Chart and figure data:

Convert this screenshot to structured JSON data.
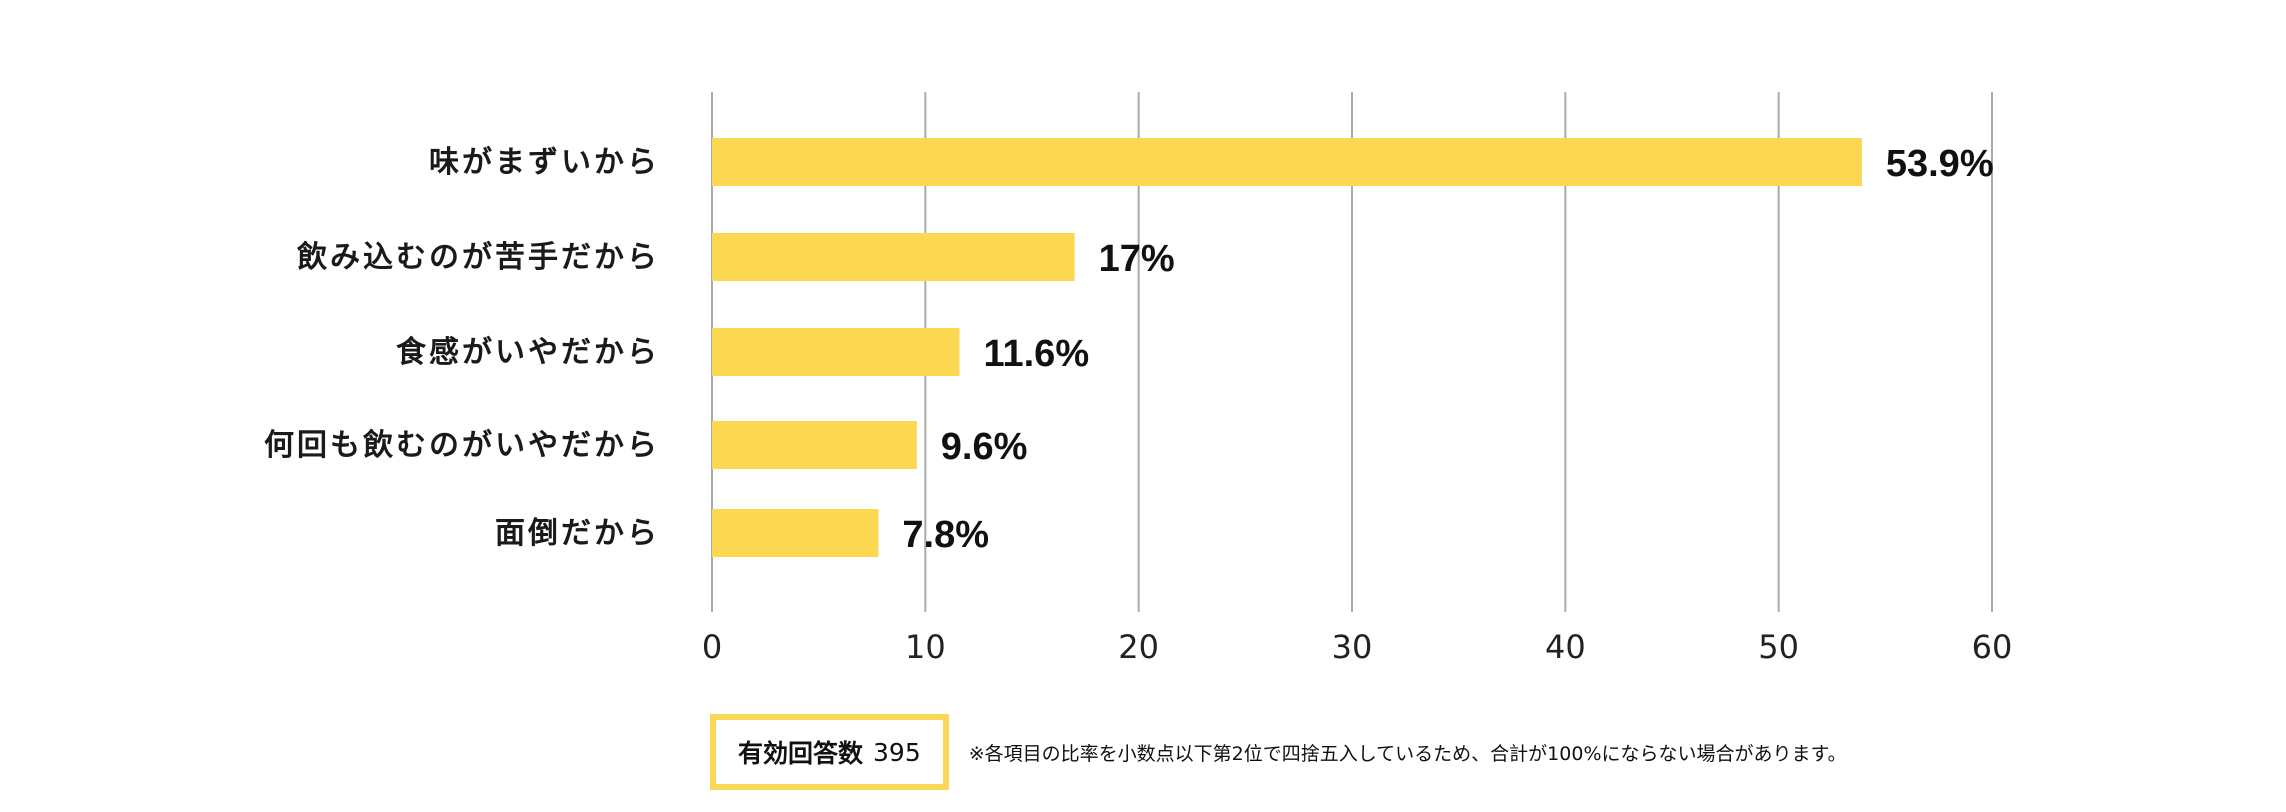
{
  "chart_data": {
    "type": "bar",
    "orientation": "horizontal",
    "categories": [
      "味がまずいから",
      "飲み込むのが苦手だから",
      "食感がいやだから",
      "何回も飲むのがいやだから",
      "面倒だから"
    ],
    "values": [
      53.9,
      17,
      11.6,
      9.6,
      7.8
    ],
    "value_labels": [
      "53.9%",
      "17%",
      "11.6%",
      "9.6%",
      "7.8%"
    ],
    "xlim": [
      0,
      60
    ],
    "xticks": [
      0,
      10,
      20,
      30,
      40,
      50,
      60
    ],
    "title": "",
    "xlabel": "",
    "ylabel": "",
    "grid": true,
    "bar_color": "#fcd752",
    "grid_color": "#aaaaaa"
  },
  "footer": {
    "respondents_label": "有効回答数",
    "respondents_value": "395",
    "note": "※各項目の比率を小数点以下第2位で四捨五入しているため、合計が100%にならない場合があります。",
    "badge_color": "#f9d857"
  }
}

YOUR GOAL: Using the data above, write out every line exactly, leaving the images behind.

FINAL RESULT:
Convert this screenshot to structured JSON data.
{
  "chart_data": {
    "type": "bar",
    "orientation": "horizontal",
    "categories": [
      "味がまずいから",
      "飲み込むのが苦手だから",
      "食感がいやだから",
      "何回も飲むのがいやだから",
      "面倒だから"
    ],
    "values": [
      53.9,
      17,
      11.6,
      9.6,
      7.8
    ],
    "value_labels": [
      "53.9%",
      "17%",
      "11.6%",
      "9.6%",
      "7.8%"
    ],
    "xlim": [
      0,
      60
    ],
    "xticks": [
      0,
      10,
      20,
      30,
      40,
      50,
      60
    ],
    "title": "",
    "xlabel": "",
    "ylabel": "",
    "grid": true,
    "bar_color": "#fcd752",
    "grid_color": "#aaaaaa"
  },
  "footer": {
    "respondents_label": "有効回答数",
    "respondents_value": "395",
    "note": "※各項目の比率を小数点以下第2位で四捨五入しているため、合計が100%にならない場合があります。",
    "badge_color": "#f9d857"
  }
}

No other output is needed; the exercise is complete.